• Data entries

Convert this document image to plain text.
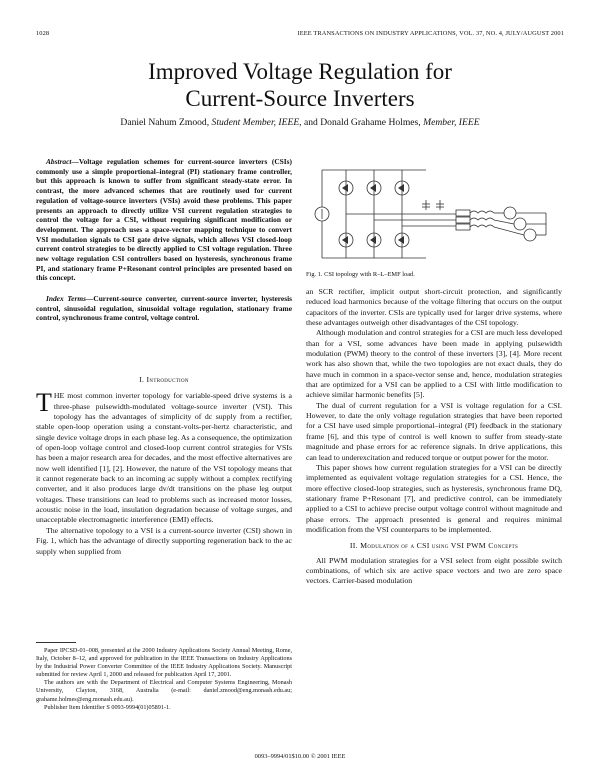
1028	IEEE TRANSACTIONS ON INDUSTRY APPLICATIONS, VOL. 37, NO. 4, JULY/AUGUST 2001
Improved Voltage Regulation for
Current-Source Inverters
Daniel Nahum Zmood, Student Member, IEEE, and Donald Grahame Holmes, Member, IEEE

Abstract—Voltage regulation schemes for current-source inverters (CSIs) commonly use a simple proportional–integral (PI) stationary frame controller, but this approach is known to suffer from significant steady-state error. In contrast, the more advanced schemes that are routinely used for current regulation of voltage-source inverters (VSIs) avoid these problems. This paper presents an approach to directly utilize VSI current regulation strategies to control the voltage for a CSI, without requiring significant modification or development. The approach uses a space-vector mapping technique to convert VSI modulation signals to CSI gate drive signals, which allows VSI closed-loop current control strategies to be directly applied to CSI voltage regulation. Three new voltage regulation CSI controllers based on hysteresis, synchronous frame PI, and stationary frame P+Resonant control principles are presented based on this concept.

Index Terms—Current-source converter, current-source inverter, hysteresis control, sinusoidal regulation, sinusoidal voltage regulation, stationary frame control, synchronous frame control, voltage control.

I. Introduction

THE most common inverter topology for variable-speed drive systems is a three-phase pulsewidth-modulated voltage-source inverter (VSI). This topology has the advantages of simplicity of dc supply from a rectifier, stable open-loop operation using a constant-volts-per-hertz characteristic, and single device voltage drops in each phase leg. As a consequence, the optimization of open-loop voltage control and closed-loop current control strategies for VSIs has been a major research area for decades, and the most effective alternatives are now well identified [1], [2]. However, the nature of the VSI topology means that it cannot regenerate back to an incoming ac supply without a complex rectifying converter, and it also produces large dv/dt transitions on the phase leg output voltages. These transitions can lead to problems such as increased motor losses, acoustic noise in the load, insulation degradation because of voltage surges, and unacceptable electromagnetic interference (EMI) effects.

The alternative topology to a VSI is a current-source inverter (CSI) shown in Fig. 1, which has the advantage of directly supporting regeneration back to the ac supply when supplied from

Paper IPCSD-01–008, presented at the 2000 Industry Applications Society Annual Meeting, Rome, Italy, October 8–12, and approved for publication in the IEEE Transactions on Industry Applications by the Industrial Power Converter Committee of the IEEE Industry Applications Society. Manuscript submitted for review April 1, 2000 and released for publication April 17, 2001.

The authors are with the Department of Electrical and Computer Systems Engineering, Monash University, Clayton, 3168, Australia (e-mail: daniel.zmood@eng.monash.edu.au; grahame.holmes@eng.monash.edu.au).

Publisher Item Identifier S 0093-9994(01)05891-1.

Fig. 1. CSI topology with R–L–EMF load.

an SCR rectifier, implicit output short-circuit protection, and significantly reduced load harmonics because of the voltage filtering that occurs on the output capacitors of the inverter. CSIs are typically used for larger drive systems, where these advantages outweigh other disadvantages of the CSI topology.

Although modulation and control strategies for a CSI are much less developed than for a VSI, some advances have been made in applying pulsewidth modulation (PWM) theory to the control of these inverters [3], [4]. More recent work has also shown that, while the two topologies are not exact duals, they do have much in common in a space-vector sense and, hence, modulation strategies that are optimized for a VSI can be applied to a CSI with little modification to achieve similar harmonic benefits [5].

The dual of current regulation for a VSI is voltage regulation for a CSI. However, to date the only voltage regulation strategies that have been reported for a CSI have used simple proportional–integral (PI) feedback in the stationary frame [6], and this type of control is well known to suffer from steady-state magnitude and phase errors for ac reference signals. In drive applications, this can lead to underexcitation and reduced torque or output power for the motor.

This paper shows how current regulation strategies for a VSI can be directly implemented as equivalent voltage regulation strategies for a CSI. Hence, the more effective closed-loop strategies, such as hysteresis, synchronous frame DQ, stationary frame P+Resonant [7], and predictive control, can be immediately applied to a CSI to achieve precise output voltage control without magnitude and phase errors. The approach presented is general and requires minimal modification from the VSI counterparts to be implemented.

II. Modulation of a CSI using VSI PWM Concepts

All PWM modulation strategies for a VSI select from eight possible switch combinations, of which six are active space vectors and two are zero space vectors. Carrier-based modulation

0093–9994/01$10.00 © 2001 IEEE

• What you need to do
Find each line holding the string "shown" and copy it out.

• Completed task
The alternative topology to a VSI is a current-source inverter (CSI) shown in Fig. 1, which has the advantage of directly supporting regeneration back to the ac supply when supplied from
Although modulation and control strategies for a CSI are much less developed than for a VSI, some advances have been made in applying pulsewidth modulation (PWM) theory to the control of these inverters [3], [4]. More recent work has also shown that, while the two topologies are not exact duals, they do have much in common in a space-vector sense and, hence, modulation strategies that are optimized for a VSI can be applied to a CSI with little modification to achieve similar harmonic benefits [5].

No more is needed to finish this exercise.